## GIVEN PROBLEM
All of the data below should be written out exactly.

## PROVIDED RECORDS
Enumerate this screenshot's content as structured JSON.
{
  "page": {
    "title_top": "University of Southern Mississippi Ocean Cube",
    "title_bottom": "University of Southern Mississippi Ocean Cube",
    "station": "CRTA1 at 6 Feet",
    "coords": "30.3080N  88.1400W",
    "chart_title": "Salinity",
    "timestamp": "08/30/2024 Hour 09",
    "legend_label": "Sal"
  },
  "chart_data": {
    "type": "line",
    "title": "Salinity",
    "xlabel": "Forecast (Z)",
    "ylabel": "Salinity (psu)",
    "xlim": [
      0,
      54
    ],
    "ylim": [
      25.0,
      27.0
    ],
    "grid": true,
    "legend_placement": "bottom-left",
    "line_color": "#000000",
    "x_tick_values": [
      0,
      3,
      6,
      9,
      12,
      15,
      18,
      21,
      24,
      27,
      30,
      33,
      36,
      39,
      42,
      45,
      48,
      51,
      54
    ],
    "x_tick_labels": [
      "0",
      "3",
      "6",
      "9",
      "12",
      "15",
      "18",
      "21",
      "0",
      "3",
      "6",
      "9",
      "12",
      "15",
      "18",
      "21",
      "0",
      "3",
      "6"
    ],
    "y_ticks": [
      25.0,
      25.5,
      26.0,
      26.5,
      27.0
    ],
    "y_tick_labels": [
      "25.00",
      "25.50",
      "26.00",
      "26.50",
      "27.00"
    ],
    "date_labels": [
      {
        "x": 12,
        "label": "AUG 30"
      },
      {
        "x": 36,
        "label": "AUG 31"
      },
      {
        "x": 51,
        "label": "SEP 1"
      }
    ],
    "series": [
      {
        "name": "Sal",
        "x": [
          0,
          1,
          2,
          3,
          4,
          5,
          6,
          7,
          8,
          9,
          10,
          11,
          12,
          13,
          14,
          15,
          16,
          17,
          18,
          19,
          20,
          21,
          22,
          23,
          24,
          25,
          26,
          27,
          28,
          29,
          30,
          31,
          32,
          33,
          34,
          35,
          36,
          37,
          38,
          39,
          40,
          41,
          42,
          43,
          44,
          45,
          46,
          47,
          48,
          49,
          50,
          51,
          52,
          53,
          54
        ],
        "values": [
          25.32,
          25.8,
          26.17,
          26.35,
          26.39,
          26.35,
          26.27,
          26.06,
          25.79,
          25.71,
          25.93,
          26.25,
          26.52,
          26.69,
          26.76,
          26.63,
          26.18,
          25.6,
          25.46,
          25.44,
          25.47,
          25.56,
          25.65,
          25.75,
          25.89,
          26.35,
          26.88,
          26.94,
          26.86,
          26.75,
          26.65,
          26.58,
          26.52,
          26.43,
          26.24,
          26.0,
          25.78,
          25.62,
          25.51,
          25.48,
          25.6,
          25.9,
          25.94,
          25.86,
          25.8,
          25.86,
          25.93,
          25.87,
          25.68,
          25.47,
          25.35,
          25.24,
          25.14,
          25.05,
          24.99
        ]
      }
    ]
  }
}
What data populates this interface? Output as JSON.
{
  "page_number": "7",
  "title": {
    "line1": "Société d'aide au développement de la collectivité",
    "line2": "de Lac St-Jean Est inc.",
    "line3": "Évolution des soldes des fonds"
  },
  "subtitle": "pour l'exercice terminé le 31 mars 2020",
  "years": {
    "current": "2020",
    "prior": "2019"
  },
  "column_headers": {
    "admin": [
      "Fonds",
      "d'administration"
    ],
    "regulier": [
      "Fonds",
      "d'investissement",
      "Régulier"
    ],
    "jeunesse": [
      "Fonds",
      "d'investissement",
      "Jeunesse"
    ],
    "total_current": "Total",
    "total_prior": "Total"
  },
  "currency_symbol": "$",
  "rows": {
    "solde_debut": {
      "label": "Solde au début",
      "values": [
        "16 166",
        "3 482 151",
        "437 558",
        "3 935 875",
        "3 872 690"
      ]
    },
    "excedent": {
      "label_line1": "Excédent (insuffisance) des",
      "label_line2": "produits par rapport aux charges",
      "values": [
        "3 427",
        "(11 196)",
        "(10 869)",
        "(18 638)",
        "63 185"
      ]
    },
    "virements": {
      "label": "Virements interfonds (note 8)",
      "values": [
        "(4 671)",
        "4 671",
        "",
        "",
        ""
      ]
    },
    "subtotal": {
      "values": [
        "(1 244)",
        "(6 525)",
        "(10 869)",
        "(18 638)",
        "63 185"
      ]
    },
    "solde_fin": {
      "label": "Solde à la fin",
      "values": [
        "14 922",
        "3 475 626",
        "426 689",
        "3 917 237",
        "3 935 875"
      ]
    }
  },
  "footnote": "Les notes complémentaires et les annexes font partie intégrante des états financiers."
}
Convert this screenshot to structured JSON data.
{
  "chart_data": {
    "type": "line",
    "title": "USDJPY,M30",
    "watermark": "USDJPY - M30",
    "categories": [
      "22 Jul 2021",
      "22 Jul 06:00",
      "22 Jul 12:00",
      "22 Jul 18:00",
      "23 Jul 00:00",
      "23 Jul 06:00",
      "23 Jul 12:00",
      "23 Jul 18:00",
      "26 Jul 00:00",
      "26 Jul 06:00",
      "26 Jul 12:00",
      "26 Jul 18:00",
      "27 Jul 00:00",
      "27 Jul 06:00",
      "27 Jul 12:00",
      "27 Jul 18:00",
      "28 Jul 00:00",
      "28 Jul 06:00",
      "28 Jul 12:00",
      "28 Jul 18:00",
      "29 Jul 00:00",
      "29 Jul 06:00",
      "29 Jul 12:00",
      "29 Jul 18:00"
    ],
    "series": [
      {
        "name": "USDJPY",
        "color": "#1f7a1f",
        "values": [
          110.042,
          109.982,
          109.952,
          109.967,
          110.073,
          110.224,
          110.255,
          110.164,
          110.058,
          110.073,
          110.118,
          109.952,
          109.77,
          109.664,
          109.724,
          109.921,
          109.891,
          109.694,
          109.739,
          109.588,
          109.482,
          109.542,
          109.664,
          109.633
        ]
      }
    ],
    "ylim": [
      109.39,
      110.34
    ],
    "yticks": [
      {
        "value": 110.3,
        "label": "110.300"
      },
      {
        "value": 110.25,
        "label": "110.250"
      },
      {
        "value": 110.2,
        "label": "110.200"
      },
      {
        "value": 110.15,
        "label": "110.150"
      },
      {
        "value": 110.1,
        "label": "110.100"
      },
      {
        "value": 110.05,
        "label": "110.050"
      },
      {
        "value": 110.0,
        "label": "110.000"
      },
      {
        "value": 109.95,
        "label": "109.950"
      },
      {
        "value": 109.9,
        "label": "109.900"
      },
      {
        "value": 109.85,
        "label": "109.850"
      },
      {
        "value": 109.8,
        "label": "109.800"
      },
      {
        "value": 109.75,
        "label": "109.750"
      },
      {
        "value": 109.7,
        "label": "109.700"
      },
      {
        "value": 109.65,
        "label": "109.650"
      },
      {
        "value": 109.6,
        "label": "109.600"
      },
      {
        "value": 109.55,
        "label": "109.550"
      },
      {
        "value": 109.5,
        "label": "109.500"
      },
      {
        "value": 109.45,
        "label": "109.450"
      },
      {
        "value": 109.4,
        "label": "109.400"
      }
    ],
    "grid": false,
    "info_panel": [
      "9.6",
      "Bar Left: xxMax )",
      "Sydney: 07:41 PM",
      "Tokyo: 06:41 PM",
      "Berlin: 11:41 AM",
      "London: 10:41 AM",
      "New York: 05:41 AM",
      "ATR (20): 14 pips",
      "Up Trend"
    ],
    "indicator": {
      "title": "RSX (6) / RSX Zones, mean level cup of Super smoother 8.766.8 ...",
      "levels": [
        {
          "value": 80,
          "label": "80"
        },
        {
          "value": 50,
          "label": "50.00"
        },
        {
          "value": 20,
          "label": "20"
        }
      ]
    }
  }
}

## COMPLETE RESPONSE
Enumerate this screenshot's content as structured JSON.
{
  "page": {
    "title_top": "University of Southern Mississippi Ocean Cube",
    "title_bottom": "University of Southern Mississippi Ocean Cube",
    "station": "CRTA1 at 6 Feet",
    "coords": "30.3080N  88.1400W",
    "chart_title": "Salinity",
    "timestamp": "08/30/2024 Hour 09",
    "legend_label": "Sal"
  },
  "chart_data": {
    "type": "line",
    "title": "Salinity",
    "xlabel": "Forecast (Z)",
    "ylabel": "Salinity (psu)",
    "xlim": [
      0,
      54
    ],
    "ylim": [
      25.0,
      27.0
    ],
    "grid": true,
    "legend_placement": "bottom-left",
    "line_color": "#000000",
    "x_tick_values": [
      0,
      3,
      6,
      9,
      12,
      15,
      18,
      21,
      24,
      27,
      30,
      33,
      36,
      39,
      42,
      45,
      48,
      51,
      54
    ],
    "x_tick_labels": [
      "0",
      "3",
      "6",
      "9",
      "12",
      "15",
      "18",
      "21",
      "0",
      "3",
      "6",
      "9",
      "12",
      "15",
      "18",
      "21",
      "0",
      "3",
      "6"
    ],
    "y_ticks": [
      25.0,
      25.5,
      26.0,
      26.5,
      27.0
    ],
    "y_tick_labels": [
      "25.00",
      "25.50",
      "26.00",
      "26.50",
      "27.00"
    ],
    "date_labels": [
      {
        "x": 12,
        "label": "AUG 30"
      },
      {
        "x": 36,
        "label": "AUG 31"
      },
      {
        "x": 51,
        "label": "SEP 1"
      }
    ],
    "series": [
      {
        "name": "Sal",
        "x": [
          0,
          1,
          2,
          3,
          4,
          5,
          6,
          7,
          8,
          9,
          10,
          11,
          12,
          13,
          14,
          15,
          16,
          17,
          18,
          19,
          20,
          21,
          22,
          23,
          24,
          25,
          26,
          27,
          28,
          29,
          30,
          31,
          32,
          33,
          34,
          35,
          36,
          37,
          38,
          39,
          40,
          41,
          42,
          43,
          44,
          45,
          46,
          47,
          48,
          49,
          50,
          51,
          52,
          53,
          54
        ],
        "values": [
          25.32,
          25.8,
          26.17,
          26.35,
          26.39,
          26.35,
          26.27,
          26.06,
          25.79,
          25.71,
          25.93,
          26.25,
          26.52,
          26.69,
          26.76,
          26.63,
          26.18,
          25.6,
          25.46,
          25.44,
          25.47,
          25.56,
          25.65,
          25.75,
          25.89,
          26.35,
          26.88,
          26.94,
          26.86,
          26.75,
          26.65,
          26.58,
          26.52,
          26.43,
          26.24,
          26.0,
          25.78,
          25.62,
          25.51,
          25.48,
          25.6,
          25.9,
          25.94,
          25.86,
          25.8,
          25.86,
          25.93,
          25.87,
          25.68,
          25.47,
          25.35,
          25.24,
          25.14,
          25.05,
          24.99
        ]
      }
    ]
  }
}
What data populates this interface? Output as JSON.
{
  "page_number": "7",
  "title": {
    "line1": "Société d'aide au développement de la collectivité",
    "line2": "de Lac St-Jean Est inc.",
    "line3": "Évolution des soldes des fonds"
  },
  "subtitle": "pour l'exercice terminé le 31 mars 2020",
  "years": {
    "current": "2020",
    "prior": "2019"
  },
  "column_headers": {
    "admin": [
      "Fonds",
      "d'administration"
    ],
    "regulier": [
      "Fonds",
      "d'investissement",
      "Régulier"
    ],
    "jeunesse": [
      "Fonds",
      "d'investissement",
      "Jeunesse"
    ],
    "total_current": "Total",
    "total_prior": "Total"
  },
  "currency_symbol": "$",
  "rows": {
    "solde_debut": {
      "label": "Solde au début",
      "values": [
        "16 166",
        "3 482 151",
        "437 558",
        "3 935 875",
        "3 872 690"
      ]
    },
    "excedent": {
      "label_line1": "Excédent (insuffisance) des",
      "label_line2": "produits par rapport aux charges",
      "values": [
        "3 427",
        "(11 196)",
        "(10 869)",
        "(18 638)",
        "63 185"
      ]
    },
    "virements": {
      "label": "Virements interfonds (note 8)",
      "values": [
        "(4 671)",
        "4 671",
        "",
        "",
        ""
      ]
    },
    "subtotal": {
      "values": [
        "(1 244)",
        "(6 525)",
        "(10 869)",
        "(18 638)",
        "63 185"
      ]
    },
    "solde_fin": {
      "label": "Solde à la fin",
      "values": [
        "14 922",
        "3 475 626",
        "426 689",
        "3 917 237",
        "3 935 875"
      ]
    }
  },
  "footnote": "Les notes complémentaires et les annexes font partie intégrante des états financiers."
}
Convert this screenshot to structured JSON data.
{
  "chart_data": {
    "type": "line",
    "title": "USDJPY,M30",
    "watermark": "USDJPY - M30",
    "categories": [
      "22 Jul 2021",
      "22 Jul 06:00",
      "22 Jul 12:00",
      "22 Jul 18:00",
      "23 Jul 00:00",
      "23 Jul 06:00",
      "23 Jul 12:00",
      "23 Jul 18:00",
      "26 Jul 00:00",
      "26 Jul 06:00",
      "26 Jul 12:00",
      "26 Jul 18:00",
      "27 Jul 00:00",
      "27 Jul 06:00",
      "27 Jul 12:00",
      "27 Jul 18:00",
      "28 Jul 00:00",
      "28 Jul 06:00",
      "28 Jul 12:00",
      "28 Jul 18:00",
      "29 Jul 00:00",
      "29 Jul 06:00",
      "29 Jul 12:00",
      "29 Jul 18:00"
    ],
    "series": [
      {
        "name": "USDJPY",
        "color": "#1f7a1f",
        "values": [
          110.042,
          109.982,
          109.952,
          109.967,
          110.073,
          110.224,
          110.255,
          110.164,
          110.058,
          110.073,
          110.118,
          109.952,
          109.77,
          109.664,
          109.724,
          109.921,
          109.891,
          109.694,
          109.739,
          109.588,
          109.482,
          109.542,
          109.664,
          109.633
        ]
      }
    ],
    "ylim": [
      109.39,
      110.34
    ],
    "yticks": [
      {
        "value": 110.3,
        "label": "110.300"
      },
      {
        "value": 110.25,
        "label": "110.250"
      },
      {
        "value": 110.2,
        "label": "110.200"
      },
      {
        "value": 110.15,
        "label": "110.150"
      },
      {
        "value": 110.1,
        "label": "110.100"
      },
      {
        "value": 110.05,
        "label": "110.050"
      },
      {
        "value": 110.0,
        "label": "110.000"
      },
      {
        "value": 109.95,
        "label": "109.950"
      },
      {
        "value": 109.9,
        "label": "109.900"
      },
      {
        "value": 109.85,
        "label": "109.850"
      },
      {
        "value": 109.8,
        "label": "109.800"
      },
      {
        "value": 109.75,
        "label": "109.750"
      },
      {
        "value": 109.7,
        "label": "109.700"
      },
      {
        "value": 109.65,
        "label": "109.650"
      },
      {
        "value": 109.6,
        "label": "109.600"
      },
      {
        "value": 109.55,
        "label": "109.550"
      },
      {
        "value": 109.5,
        "label": "109.500"
      },
      {
        "value": 109.45,
        "label": "109.450"
      },
      {
        "value": 109.4,
        "label": "109.400"
      }
    ],
    "grid": false,
    "info_panel": [
      "9.6",
      "Bar Left: xxMax )",
      "Sydney: 07:41 PM",
      "Tokyo: 06:41 PM",
      "Berlin: 11:41 AM",
      "London: 10:41 AM",
      "New York: 05:41 AM",
      "ATR (20): 14 pips",
      "Up Trend"
    ],
    "indicator": {
      "title": "RSX (6) / RSX Zones, mean level cup of Super smoother 8.766.8 ...",
      "levels": [
        {
          "value": 80,
          "label": "80"
        },
        {
          "value": 50,
          "label": "50.00"
        },
        {
          "value": 20,
          "label": "20"
        }
      ]
    }
  }
}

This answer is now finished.